§ **SHORT TASK**
Restate all of the data exactly.

◆ ◆ ◆

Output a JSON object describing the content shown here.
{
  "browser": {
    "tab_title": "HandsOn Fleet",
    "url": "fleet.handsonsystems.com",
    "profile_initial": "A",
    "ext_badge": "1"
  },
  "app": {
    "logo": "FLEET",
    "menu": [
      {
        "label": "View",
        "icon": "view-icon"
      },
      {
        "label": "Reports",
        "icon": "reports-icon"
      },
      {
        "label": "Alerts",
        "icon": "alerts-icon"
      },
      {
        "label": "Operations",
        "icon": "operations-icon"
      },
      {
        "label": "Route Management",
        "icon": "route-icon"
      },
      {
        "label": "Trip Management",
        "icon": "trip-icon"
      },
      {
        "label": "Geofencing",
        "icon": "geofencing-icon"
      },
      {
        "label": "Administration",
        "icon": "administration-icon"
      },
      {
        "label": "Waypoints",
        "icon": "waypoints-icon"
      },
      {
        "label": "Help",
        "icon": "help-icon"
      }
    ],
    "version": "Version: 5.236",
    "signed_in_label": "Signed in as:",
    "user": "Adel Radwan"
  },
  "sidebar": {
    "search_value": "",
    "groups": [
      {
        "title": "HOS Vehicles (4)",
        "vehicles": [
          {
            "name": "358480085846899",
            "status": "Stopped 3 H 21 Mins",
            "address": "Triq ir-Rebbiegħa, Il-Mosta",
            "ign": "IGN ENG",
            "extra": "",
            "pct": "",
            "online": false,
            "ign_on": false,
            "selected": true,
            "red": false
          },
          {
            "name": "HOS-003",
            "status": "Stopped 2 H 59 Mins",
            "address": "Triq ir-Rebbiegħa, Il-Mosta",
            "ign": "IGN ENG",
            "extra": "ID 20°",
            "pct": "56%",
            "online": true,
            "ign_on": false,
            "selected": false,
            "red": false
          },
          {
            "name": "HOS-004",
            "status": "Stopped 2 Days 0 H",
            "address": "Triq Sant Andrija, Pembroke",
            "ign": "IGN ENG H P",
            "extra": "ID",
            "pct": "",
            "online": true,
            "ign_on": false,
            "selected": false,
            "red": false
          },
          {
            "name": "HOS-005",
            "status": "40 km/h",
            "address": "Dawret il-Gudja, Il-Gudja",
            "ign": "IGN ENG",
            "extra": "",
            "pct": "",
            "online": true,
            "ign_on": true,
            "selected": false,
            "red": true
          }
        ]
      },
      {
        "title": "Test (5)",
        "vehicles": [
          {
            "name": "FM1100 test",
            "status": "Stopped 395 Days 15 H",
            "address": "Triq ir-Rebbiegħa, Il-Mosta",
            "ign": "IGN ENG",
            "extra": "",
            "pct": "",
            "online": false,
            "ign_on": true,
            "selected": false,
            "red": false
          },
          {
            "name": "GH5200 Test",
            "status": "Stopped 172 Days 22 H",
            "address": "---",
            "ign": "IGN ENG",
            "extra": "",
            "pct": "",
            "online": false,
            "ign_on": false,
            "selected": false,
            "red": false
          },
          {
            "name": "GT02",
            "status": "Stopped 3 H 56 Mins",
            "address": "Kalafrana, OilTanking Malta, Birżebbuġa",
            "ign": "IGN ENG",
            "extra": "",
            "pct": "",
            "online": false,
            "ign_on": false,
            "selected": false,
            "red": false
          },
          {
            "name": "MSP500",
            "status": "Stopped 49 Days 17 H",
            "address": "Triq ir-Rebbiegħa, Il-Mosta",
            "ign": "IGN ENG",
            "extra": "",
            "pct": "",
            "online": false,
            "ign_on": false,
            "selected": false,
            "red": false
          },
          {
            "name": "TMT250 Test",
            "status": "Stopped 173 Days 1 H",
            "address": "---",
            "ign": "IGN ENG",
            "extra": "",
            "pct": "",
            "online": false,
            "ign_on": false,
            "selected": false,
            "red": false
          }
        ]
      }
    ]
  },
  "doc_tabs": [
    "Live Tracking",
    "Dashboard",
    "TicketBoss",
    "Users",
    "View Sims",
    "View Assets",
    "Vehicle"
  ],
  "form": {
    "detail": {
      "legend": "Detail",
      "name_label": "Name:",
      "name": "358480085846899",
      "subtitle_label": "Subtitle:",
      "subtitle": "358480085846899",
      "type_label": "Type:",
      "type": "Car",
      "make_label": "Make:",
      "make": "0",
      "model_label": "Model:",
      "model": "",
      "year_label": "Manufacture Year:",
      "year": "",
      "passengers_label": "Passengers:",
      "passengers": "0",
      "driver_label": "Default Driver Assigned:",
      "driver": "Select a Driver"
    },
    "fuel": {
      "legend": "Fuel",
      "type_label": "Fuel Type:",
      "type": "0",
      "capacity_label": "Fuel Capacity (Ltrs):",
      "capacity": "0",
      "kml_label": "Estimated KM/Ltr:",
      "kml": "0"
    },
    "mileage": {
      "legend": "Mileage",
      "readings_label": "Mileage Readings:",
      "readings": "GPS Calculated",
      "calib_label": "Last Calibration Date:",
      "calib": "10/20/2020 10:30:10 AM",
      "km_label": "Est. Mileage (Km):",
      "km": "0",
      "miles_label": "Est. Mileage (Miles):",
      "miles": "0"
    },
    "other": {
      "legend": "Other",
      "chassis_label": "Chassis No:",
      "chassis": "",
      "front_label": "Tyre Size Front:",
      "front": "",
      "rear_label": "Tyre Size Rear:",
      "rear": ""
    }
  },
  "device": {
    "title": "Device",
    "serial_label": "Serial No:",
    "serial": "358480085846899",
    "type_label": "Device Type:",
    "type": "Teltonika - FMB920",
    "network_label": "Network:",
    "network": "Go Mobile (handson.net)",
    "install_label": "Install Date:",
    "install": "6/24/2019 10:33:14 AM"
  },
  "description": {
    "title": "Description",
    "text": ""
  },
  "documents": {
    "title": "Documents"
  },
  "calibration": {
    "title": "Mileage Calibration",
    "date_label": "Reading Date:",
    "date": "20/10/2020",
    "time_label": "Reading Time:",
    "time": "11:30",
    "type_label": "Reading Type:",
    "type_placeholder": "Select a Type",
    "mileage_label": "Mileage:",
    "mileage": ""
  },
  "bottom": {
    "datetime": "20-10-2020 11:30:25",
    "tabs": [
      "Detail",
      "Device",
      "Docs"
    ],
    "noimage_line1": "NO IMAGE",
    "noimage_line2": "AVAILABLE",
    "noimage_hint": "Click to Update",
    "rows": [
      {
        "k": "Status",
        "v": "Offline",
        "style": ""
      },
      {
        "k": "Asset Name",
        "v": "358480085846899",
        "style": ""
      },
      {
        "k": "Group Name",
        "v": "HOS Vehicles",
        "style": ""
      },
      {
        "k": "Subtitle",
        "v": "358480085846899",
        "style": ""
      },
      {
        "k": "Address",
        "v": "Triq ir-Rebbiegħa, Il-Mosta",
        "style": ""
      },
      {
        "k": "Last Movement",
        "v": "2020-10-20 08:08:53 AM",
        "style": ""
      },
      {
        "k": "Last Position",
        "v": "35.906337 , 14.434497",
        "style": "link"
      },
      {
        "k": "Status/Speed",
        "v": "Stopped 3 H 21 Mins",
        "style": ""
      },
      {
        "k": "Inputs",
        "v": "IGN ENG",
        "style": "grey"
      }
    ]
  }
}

◆ ◆ ◆

§ **RESPONSE TO THE EXERCISE**
Output a JSON object describing the content shown here.
{
  "browser": {
    "tab_title": "HandsOn Fleet",
    "url": "fleet.handsonsystems.com",
    "profile_initial": "A",
    "ext_badge": "1"
  },
  "app": {
    "logo": "FLEET",
    "menu": [
      {
        "label": "View",
        "icon": "view-icon"
      },
      {
        "label": "Reports",
        "icon": "reports-icon"
      },
      {
        "label": "Alerts",
        "icon": "alerts-icon"
      },
      {
        "label": "Operations",
        "icon": "operations-icon"
      },
      {
        "label": "Route Management",
        "icon": "route-icon"
      },
      {
        "label": "Trip Management",
        "icon": "trip-icon"
      },
      {
        "label": "Geofencing",
        "icon": "geofencing-icon"
      },
      {
        "label": "Administration",
        "icon": "administration-icon"
      },
      {
        "label": "Waypoints",
        "icon": "waypoints-icon"
      },
      {
        "label": "Help",
        "icon": "help-icon"
      }
    ],
    "version": "Version: 5.236",
    "signed_in_label": "Signed in as:",
    "user": "Adel Radwan"
  },
  "sidebar": {
    "search_value": "",
    "groups": [
      {
        "title": "HOS Vehicles (4)",
        "vehicles": [
          {
            "name": "358480085846899",
            "status": "Stopped 3 H 21 Mins",
            "address": "Triq ir-Rebbiegħa, Il-Mosta",
            "ign": "IGN ENG",
            "extra": "",
            "pct": "",
            "online": false,
            "ign_on": false,
            "selected": true,
            "red": false
          },
          {
            "name": "HOS-003",
            "status": "Stopped 2 H 59 Mins",
            "address": "Triq ir-Rebbiegħa, Il-Mosta",
            "ign": "IGN ENG",
            "extra": "ID 20°",
            "pct": "56%",
            "online": true,
            "ign_on": false,
            "selected": false,
            "red": false
          },
          {
            "name": "HOS-004",
            "status": "Stopped 2 Days 0 H",
            "address": "Triq Sant Andrija, Pembroke",
            "ign": "IGN ENG H P",
            "extra": "ID",
            "pct": "",
            "online": true,
            "ign_on": false,
            "selected": false,
            "red": false
          },
          {
            "name": "HOS-005",
            "status": "40 km/h",
            "address": "Dawret il-Gudja, Il-Gudja",
            "ign": "IGN ENG",
            "extra": "",
            "pct": "",
            "online": true,
            "ign_on": true,
            "selected": false,
            "red": true
          }
        ]
      },
      {
        "title": "Test (5)",
        "vehicles": [
          {
            "name": "FM1100 test",
            "status": "Stopped 395 Days 15 H",
            "address": "Triq ir-Rebbiegħa, Il-Mosta",
            "ign": "IGN ENG",
            "extra": "",
            "pct": "",
            "online": false,
            "ign_on": true,
            "selected": false,
            "red": false
          },
          {
            "name": "GH5200 Test",
            "status": "Stopped 172 Days 22 H",
            "address": "---",
            "ign": "IGN ENG",
            "extra": "",
            "pct": "",
            "online": false,
            "ign_on": false,
            "selected": false,
            "red": false
          },
          {
            "name": "GT02",
            "status": "Stopped 3 H 56 Mins",
            "address": "Kalafrana, OilTanking Malta, Birżebbuġa",
            "ign": "IGN ENG",
            "extra": "",
            "pct": "",
            "online": false,
            "ign_on": false,
            "selected": false,
            "red": false
          },
          {
            "name": "MSP500",
            "status": "Stopped 49 Days 17 H",
            "address": "Triq ir-Rebbiegħa, Il-Mosta",
            "ign": "IGN ENG",
            "extra": "",
            "pct": "",
            "online": false,
            "ign_on": false,
            "selected": false,
            "red": false
          },
          {
            "name": "TMT250 Test",
            "status": "Stopped 173 Days 1 H",
            "address": "---",
            "ign": "IGN ENG",
            "extra": "",
            "pct": "",
            "online": false,
            "ign_on": false,
            "selected": false,
            "red": false
          }
        ]
      }
    ]
  },
  "doc_tabs": [
    "Live Tracking",
    "Dashboard",
    "TicketBoss",
    "Users",
    "View Sims",
    "View Assets",
    "Vehicle"
  ],
  "form": {
    "detail": {
      "legend": "Detail",
      "name_label": "Name:",
      "name": "358480085846899",
      "subtitle_label": "Subtitle:",
      "subtitle": "358480085846899",
      "type_label": "Type:",
      "type": "Car",
      "make_label": "Make:",
      "make": "0",
      "model_label": "Model:",
      "model": "",
      "year_label": "Manufacture Year:",
      "year": "",
      "passengers_label": "Passengers:",
      "passengers": "0",
      "driver_label": "Default Driver Assigned:",
      "driver": "Select a Driver"
    },
    "fuel": {
      "legend": "Fuel",
      "type_label": "Fuel Type:",
      "type": "0",
      "capacity_label": "Fuel Capacity (Ltrs):",
      "capacity": "0",
      "kml_label": "Estimated KM/Ltr:",
      "kml": "0"
    },
    "mileage": {
      "legend": "Mileage",
      "readings_label": "Mileage Readings:",
      "readings": "GPS Calculated",
      "calib_label": "Last Calibration Date:",
      "calib": "10/20/2020 10:30:10 AM",
      "km_label": "Est. Mileage (Km):",
      "km": "0",
      "miles_label": "Est. Mileage (Miles):",
      "miles": "0"
    },
    "other": {
      "legend": "Other",
      "chassis_label": "Chassis No:",
      "chassis": "",
      "front_label": "Tyre Size Front:",
      "front": "",
      "rear_label": "Tyre Size Rear:",
      "rear": ""
    }
  },
  "device": {
    "title": "Device",
    "serial_label": "Serial No:",
    "serial": "358480085846899",
    "type_label": "Device Type:",
    "type": "Teltonika - FMB920",
    "network_label": "Network:",
    "network": "Go Mobile (handson.net)",
    "install_label": "Install Date:",
    "install": "6/24/2019 10:33:14 AM"
  },
  "description": {
    "title": "Description",
    "text": ""
  },
  "documents": {
    "title": "Documents"
  },
  "calibration": {
    "title": "Mileage Calibration",
    "date_label": "Reading Date:",
    "date": "20/10/2020",
    "time_label": "Reading Time:",
    "time": "11:30",
    "type_label": "Reading Type:",
    "type_placeholder": "Select a Type",
    "mileage_label": "Mileage:",
    "mileage": ""
  },
  "bottom": {
    "datetime": "20-10-2020 11:30:25",
    "tabs": [
      "Detail",
      "Device",
      "Docs"
    ],
    "noimage_line1": "NO IMAGE",
    "noimage_line2": "AVAILABLE",
    "noimage_hint": "Click to Update",
    "rows": [
      {
        "k": "Status",
        "v": "Offline",
        "style": ""
      },
      {
        "k": "Asset Name",
        "v": "358480085846899",
        "style": ""
      },
      {
        "k": "Group Name",
        "v": "HOS Vehicles",
        "style": ""
      },
      {
        "k": "Subtitle",
        "v": "358480085846899",
        "style": ""
      },
      {
        "k": "Address",
        "v": "Triq ir-Rebbiegħa, Il-Mosta",
        "style": ""
      },
      {
        "k": "Last Movement",
        "v": "2020-10-20 08:08:53 AM",
        "style": ""
      },
      {
        "k": "Last Position",
        "v": "35.906337 , 14.434497",
        "style": "link"
      },
      {
        "k": "Status/Speed",
        "v": "Stopped 3 H 21 Mins",
        "style": ""
      },
      {
        "k": "Inputs",
        "v": "IGN ENG",
        "style": "grey"
      }
    ]
  }
}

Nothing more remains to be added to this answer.